To be done -
Select all lines holding the word "Voltage" from the entries that follow.

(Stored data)
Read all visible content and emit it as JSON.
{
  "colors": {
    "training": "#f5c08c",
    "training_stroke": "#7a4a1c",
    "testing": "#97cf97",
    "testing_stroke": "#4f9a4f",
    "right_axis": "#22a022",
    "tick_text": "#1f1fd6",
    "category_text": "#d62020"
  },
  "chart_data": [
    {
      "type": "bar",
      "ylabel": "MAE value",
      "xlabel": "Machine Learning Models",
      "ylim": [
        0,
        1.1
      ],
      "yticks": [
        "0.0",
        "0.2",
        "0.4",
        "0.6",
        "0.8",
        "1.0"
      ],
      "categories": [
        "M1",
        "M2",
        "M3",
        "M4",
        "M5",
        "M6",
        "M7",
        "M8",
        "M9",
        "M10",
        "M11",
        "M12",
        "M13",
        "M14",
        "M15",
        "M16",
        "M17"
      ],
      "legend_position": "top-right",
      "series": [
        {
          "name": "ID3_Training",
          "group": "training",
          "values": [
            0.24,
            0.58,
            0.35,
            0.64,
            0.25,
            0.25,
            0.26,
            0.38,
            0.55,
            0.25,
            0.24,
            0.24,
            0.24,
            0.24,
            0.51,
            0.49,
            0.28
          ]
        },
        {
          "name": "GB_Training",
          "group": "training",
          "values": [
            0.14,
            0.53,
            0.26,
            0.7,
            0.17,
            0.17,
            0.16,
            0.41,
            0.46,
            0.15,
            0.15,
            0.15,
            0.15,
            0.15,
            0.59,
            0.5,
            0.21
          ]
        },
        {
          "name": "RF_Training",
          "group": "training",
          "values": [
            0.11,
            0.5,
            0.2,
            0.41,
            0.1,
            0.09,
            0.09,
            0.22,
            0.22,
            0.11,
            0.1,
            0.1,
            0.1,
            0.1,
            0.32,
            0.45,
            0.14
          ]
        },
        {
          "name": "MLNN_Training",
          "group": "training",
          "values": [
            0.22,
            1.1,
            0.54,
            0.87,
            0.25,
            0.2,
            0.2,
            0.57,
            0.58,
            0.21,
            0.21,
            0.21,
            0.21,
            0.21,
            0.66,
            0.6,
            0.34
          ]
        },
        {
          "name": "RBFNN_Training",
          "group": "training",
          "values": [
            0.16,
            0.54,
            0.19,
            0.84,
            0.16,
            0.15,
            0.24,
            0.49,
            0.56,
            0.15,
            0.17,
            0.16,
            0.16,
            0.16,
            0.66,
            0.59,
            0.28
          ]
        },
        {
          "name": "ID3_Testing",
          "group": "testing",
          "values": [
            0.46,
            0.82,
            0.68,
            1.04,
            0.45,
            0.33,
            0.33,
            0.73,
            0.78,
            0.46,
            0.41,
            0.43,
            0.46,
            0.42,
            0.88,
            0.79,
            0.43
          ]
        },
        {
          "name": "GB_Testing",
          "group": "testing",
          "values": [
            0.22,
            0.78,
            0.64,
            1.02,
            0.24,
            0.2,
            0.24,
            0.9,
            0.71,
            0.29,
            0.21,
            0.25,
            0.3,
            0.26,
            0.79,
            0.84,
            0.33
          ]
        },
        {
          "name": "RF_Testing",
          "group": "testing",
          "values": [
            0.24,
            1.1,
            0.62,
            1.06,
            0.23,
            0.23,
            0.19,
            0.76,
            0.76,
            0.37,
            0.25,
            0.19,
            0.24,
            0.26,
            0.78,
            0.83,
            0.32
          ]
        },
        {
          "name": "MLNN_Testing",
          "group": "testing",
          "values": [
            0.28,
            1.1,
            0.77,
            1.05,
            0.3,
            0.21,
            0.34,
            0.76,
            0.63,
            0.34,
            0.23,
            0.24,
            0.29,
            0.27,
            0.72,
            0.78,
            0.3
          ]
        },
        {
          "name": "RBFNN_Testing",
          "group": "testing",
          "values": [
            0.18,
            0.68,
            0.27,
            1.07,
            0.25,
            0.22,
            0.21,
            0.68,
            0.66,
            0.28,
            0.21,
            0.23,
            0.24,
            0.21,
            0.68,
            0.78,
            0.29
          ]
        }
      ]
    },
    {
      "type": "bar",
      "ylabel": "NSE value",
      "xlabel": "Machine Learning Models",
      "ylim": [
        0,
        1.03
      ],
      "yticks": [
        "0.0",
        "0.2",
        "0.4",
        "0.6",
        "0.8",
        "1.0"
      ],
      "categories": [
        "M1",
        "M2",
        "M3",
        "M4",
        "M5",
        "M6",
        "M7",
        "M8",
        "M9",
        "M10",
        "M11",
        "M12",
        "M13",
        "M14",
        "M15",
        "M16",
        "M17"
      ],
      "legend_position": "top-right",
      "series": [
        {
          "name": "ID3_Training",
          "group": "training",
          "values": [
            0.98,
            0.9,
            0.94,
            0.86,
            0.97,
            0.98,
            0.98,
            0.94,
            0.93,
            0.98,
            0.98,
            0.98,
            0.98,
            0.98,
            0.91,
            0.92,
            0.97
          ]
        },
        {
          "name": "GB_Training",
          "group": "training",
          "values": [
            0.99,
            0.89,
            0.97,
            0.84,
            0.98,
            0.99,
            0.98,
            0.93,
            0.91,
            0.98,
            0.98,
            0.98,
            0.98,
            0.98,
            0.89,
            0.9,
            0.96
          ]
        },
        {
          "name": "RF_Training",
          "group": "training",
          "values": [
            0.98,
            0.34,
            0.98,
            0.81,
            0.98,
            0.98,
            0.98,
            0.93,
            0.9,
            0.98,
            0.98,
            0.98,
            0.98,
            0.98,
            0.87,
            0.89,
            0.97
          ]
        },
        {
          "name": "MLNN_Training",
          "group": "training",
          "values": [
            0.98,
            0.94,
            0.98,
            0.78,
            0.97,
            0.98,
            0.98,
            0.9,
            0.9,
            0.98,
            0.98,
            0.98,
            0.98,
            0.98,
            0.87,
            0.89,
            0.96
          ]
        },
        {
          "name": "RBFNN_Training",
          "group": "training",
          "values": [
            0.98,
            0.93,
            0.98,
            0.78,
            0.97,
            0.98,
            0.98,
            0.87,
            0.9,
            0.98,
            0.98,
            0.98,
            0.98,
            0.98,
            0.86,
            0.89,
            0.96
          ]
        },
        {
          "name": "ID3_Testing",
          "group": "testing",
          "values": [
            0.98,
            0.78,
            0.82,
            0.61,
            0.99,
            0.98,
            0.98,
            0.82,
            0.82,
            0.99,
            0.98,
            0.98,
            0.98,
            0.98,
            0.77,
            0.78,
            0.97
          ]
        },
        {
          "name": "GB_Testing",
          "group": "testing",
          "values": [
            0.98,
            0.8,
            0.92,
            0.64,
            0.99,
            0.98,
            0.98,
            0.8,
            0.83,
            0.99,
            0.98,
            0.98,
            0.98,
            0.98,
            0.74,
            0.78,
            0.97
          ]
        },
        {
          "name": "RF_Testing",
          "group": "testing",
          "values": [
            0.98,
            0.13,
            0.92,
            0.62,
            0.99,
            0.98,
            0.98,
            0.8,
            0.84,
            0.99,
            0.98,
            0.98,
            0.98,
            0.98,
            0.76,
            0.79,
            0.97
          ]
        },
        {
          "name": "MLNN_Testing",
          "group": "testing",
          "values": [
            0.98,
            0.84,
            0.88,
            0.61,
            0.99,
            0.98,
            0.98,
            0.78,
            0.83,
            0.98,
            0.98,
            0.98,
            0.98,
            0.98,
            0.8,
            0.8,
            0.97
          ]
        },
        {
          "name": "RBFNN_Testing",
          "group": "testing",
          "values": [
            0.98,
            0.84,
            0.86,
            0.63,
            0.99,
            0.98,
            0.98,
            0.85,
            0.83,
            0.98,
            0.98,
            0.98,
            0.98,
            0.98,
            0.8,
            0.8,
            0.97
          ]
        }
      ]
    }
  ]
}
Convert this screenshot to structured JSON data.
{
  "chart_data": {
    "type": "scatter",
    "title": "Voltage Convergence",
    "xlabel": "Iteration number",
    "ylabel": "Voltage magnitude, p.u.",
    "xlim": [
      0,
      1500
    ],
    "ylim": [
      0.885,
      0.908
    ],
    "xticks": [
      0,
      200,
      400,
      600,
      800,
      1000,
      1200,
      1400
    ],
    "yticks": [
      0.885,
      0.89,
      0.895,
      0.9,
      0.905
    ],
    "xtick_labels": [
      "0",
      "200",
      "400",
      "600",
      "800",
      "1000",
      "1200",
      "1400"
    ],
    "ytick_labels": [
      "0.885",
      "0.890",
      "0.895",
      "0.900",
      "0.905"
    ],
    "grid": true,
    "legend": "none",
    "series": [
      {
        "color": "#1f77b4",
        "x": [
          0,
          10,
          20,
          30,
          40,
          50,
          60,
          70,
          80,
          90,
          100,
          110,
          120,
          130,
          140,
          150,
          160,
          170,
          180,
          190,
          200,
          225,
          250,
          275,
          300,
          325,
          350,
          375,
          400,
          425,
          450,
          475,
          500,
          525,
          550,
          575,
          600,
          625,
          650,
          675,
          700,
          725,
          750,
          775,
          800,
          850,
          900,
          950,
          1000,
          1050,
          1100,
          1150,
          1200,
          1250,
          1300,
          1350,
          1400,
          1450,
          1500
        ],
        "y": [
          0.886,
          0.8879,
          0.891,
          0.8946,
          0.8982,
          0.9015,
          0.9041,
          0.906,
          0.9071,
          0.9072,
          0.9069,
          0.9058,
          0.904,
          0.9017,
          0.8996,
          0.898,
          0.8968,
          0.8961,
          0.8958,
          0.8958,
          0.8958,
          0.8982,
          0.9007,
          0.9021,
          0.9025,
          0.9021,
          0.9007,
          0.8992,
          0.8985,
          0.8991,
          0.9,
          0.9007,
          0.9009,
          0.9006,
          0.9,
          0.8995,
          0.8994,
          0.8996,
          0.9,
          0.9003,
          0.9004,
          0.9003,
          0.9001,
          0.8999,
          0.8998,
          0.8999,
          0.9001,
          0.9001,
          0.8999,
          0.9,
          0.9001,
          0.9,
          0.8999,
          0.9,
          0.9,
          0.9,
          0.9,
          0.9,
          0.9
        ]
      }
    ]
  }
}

Complete response -
    "title": "Voltage Convergence",
    "ylabel": "Voltage magnitude, p.u.",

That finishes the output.